WHAT IS BEING ASKED:
From the entries below, copy every line that holds the word "JSON".

EXTRACTED DATA:
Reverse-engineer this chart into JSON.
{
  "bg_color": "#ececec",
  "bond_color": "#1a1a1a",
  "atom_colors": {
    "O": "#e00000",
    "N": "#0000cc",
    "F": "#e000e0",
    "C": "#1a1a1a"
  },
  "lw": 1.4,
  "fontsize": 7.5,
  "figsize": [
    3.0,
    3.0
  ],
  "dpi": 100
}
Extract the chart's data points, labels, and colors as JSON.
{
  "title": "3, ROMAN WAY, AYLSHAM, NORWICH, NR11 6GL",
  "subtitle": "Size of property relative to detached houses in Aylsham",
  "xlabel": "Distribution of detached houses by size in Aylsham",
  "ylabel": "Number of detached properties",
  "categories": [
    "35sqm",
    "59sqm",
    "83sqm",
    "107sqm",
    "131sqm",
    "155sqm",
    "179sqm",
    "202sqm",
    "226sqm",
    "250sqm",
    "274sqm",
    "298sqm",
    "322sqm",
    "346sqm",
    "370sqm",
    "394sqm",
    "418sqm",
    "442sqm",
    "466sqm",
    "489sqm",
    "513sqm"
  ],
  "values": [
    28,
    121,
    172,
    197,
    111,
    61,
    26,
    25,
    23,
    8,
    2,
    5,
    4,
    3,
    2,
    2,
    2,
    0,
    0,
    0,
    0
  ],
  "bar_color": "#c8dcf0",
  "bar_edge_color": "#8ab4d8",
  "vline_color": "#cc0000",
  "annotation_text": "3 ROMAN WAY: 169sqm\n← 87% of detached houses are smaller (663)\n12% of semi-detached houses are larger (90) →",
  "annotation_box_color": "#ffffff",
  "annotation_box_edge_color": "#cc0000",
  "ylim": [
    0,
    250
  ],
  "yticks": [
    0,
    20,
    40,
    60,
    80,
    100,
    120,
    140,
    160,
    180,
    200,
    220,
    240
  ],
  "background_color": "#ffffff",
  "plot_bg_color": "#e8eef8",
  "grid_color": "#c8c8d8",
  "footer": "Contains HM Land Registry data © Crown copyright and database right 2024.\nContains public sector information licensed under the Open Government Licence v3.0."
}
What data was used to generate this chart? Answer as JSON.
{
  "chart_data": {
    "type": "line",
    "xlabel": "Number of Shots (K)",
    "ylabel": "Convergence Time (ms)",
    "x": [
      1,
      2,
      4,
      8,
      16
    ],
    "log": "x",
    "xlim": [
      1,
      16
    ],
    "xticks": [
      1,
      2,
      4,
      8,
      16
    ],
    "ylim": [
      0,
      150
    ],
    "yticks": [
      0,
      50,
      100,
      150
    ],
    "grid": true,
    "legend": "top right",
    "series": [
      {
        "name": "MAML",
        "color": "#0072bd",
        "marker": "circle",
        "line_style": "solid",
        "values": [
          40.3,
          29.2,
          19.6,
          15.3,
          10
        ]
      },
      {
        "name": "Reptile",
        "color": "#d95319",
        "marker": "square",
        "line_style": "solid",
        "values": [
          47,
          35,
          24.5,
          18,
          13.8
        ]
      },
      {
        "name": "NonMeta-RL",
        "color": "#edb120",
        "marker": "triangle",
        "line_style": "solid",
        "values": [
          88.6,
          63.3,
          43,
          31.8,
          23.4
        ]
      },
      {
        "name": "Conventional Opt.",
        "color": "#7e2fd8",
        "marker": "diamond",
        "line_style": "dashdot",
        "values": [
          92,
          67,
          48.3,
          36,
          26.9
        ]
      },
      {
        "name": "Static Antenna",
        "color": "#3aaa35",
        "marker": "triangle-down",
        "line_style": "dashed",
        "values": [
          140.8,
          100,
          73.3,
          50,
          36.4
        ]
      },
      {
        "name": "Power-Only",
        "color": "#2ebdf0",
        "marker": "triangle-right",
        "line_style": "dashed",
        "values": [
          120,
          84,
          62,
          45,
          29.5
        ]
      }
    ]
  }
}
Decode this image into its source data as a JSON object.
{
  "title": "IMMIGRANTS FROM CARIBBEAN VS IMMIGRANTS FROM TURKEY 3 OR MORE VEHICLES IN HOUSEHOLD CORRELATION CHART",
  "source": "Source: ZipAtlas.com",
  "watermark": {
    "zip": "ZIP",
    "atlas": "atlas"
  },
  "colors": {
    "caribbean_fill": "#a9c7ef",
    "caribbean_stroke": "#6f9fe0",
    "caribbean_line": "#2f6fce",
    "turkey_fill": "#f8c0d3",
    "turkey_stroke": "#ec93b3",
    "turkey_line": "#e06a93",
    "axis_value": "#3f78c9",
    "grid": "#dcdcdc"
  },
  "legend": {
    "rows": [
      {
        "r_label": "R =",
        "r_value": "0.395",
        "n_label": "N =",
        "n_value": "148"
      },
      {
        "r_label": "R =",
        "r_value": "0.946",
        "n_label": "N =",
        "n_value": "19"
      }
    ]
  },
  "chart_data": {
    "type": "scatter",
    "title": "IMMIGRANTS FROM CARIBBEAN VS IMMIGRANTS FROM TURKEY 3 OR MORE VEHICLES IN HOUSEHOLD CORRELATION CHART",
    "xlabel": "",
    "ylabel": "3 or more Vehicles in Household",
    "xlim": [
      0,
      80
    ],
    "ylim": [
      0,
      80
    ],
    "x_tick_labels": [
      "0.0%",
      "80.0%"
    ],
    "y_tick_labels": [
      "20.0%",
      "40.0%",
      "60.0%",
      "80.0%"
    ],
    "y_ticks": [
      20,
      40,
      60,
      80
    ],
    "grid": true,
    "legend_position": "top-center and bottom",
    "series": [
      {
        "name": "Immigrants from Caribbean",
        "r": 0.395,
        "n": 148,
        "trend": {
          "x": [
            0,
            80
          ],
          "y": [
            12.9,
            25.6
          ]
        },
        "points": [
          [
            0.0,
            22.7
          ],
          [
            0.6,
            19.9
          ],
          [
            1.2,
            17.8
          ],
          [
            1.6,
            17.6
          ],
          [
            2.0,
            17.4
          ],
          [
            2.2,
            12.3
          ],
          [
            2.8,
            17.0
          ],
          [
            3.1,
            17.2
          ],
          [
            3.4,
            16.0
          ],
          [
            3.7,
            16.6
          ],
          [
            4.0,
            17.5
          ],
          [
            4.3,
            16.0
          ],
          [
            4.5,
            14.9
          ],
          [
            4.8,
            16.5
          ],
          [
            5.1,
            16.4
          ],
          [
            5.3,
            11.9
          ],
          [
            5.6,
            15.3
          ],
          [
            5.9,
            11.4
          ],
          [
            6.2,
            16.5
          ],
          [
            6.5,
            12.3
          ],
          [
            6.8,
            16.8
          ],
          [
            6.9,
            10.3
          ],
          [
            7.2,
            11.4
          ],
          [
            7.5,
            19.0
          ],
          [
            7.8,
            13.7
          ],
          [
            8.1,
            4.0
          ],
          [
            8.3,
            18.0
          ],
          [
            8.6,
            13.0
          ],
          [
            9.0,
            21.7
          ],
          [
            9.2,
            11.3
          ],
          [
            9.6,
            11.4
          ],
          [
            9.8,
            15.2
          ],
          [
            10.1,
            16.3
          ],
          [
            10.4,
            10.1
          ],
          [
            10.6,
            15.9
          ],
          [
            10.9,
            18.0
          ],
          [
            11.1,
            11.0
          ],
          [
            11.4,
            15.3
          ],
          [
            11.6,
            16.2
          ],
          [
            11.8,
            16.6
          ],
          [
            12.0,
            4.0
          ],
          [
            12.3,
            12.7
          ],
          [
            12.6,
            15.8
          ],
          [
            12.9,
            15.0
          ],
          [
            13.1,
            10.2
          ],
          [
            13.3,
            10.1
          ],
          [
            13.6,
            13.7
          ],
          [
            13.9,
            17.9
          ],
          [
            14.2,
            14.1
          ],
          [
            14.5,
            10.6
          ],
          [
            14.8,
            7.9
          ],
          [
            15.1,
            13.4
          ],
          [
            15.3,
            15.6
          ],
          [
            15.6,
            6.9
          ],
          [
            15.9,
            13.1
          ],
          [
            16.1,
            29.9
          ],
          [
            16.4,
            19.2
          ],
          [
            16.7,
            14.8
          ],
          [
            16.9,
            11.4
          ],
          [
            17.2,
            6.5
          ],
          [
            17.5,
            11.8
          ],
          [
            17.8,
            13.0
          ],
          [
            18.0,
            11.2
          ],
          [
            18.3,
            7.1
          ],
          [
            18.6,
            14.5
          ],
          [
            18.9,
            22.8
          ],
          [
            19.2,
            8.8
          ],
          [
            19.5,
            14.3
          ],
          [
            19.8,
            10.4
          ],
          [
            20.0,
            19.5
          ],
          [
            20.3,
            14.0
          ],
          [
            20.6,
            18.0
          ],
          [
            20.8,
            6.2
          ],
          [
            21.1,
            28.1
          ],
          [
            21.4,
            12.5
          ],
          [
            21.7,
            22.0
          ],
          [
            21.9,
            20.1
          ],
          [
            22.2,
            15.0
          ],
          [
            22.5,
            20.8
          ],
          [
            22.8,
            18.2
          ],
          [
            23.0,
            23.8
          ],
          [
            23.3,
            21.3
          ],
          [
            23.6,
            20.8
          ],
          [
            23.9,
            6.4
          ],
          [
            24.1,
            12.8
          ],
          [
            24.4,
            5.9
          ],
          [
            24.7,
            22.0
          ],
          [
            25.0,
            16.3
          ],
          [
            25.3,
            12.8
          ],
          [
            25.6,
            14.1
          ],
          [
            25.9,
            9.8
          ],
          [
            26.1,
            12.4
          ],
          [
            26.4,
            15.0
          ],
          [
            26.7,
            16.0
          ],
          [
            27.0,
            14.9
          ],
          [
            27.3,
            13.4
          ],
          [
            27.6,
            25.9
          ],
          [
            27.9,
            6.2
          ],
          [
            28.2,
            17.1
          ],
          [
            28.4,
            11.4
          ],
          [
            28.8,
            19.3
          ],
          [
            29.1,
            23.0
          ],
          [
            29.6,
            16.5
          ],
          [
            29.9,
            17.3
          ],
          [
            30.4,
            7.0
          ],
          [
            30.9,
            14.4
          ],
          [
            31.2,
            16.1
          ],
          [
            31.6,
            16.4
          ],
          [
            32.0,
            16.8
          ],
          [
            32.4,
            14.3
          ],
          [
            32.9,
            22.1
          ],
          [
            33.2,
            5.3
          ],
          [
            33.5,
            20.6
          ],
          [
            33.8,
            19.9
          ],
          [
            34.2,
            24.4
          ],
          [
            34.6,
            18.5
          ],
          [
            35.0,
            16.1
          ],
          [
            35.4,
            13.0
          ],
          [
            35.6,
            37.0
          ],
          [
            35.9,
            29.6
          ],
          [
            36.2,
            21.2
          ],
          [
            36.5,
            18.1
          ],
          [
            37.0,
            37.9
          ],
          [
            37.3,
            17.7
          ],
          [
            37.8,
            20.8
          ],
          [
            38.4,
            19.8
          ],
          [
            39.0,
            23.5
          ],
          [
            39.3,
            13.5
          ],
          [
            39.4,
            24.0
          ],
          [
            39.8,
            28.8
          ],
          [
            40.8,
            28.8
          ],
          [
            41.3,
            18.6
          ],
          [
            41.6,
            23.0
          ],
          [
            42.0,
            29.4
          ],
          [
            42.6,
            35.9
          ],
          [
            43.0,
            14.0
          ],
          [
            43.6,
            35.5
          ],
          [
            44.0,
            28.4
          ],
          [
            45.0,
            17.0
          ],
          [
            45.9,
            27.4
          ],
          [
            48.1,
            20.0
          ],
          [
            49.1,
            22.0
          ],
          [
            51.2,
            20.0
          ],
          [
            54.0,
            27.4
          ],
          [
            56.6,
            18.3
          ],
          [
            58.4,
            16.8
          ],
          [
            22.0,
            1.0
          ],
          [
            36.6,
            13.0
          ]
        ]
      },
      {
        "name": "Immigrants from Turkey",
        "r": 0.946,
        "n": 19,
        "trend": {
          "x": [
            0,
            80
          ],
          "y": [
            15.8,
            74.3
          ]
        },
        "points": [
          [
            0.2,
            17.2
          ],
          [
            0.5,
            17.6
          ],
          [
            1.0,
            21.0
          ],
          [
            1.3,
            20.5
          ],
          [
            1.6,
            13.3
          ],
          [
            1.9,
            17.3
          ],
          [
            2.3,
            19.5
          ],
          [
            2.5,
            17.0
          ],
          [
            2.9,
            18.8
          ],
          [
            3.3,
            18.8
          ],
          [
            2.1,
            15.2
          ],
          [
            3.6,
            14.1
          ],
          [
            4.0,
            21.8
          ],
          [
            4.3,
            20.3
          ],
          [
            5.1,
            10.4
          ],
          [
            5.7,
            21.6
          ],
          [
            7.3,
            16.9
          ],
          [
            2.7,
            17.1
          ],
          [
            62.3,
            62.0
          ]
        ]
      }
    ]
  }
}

THE RESPONSE:
Reverse-engineer this chart into JSON.
Extract the chart's data points, labels, and colors as JSON.
What data was used to generate this chart? Answer as JSON.
Decode this image into its source data as a JSON object.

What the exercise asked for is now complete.